-- STATED TASK --
In the entries below, find every line with "Overview" and copy it.
* begin DATA TO PROCESS *
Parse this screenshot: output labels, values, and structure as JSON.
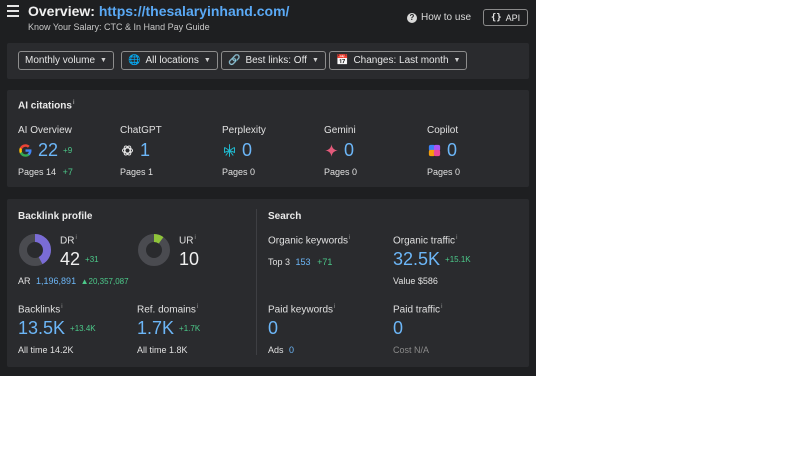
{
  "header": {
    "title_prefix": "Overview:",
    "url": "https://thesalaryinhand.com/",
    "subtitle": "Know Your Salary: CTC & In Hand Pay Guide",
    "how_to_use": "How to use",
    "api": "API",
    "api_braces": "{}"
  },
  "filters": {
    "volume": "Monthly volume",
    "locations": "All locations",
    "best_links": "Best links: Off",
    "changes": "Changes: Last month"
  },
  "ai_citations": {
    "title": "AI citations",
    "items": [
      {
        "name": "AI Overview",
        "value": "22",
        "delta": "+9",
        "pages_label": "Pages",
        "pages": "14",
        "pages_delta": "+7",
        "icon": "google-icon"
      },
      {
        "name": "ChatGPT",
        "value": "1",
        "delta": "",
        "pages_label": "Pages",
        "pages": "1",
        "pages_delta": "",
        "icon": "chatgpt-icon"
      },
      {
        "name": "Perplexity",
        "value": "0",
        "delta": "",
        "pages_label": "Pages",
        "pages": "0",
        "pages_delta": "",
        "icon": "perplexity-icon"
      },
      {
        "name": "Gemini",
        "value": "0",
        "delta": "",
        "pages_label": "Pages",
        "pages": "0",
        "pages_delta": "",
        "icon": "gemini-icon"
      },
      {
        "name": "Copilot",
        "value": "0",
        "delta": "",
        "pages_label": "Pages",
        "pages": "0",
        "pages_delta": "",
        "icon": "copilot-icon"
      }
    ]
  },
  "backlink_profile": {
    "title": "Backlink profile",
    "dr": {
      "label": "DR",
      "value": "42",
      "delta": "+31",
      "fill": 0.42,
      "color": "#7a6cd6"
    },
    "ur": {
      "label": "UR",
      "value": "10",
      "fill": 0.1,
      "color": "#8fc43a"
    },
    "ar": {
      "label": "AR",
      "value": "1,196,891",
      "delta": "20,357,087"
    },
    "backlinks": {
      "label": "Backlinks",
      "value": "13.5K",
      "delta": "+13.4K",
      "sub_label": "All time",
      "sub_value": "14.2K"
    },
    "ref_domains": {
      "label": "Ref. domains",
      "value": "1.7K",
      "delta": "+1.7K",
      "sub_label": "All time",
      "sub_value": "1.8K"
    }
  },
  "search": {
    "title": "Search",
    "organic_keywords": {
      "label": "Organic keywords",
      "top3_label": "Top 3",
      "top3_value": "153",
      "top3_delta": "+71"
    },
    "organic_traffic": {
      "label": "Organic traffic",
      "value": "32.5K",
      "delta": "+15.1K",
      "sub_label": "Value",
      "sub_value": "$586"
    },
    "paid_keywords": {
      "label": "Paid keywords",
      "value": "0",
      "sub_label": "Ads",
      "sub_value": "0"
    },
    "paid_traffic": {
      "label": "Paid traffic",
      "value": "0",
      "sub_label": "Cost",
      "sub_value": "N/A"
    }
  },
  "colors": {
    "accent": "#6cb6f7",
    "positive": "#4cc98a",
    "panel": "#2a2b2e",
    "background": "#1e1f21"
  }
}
* end DATA TO PROCESS *
-- TASK OUTPUT --
    "title_prefix": "Overview:",
        "name": "AI Overview",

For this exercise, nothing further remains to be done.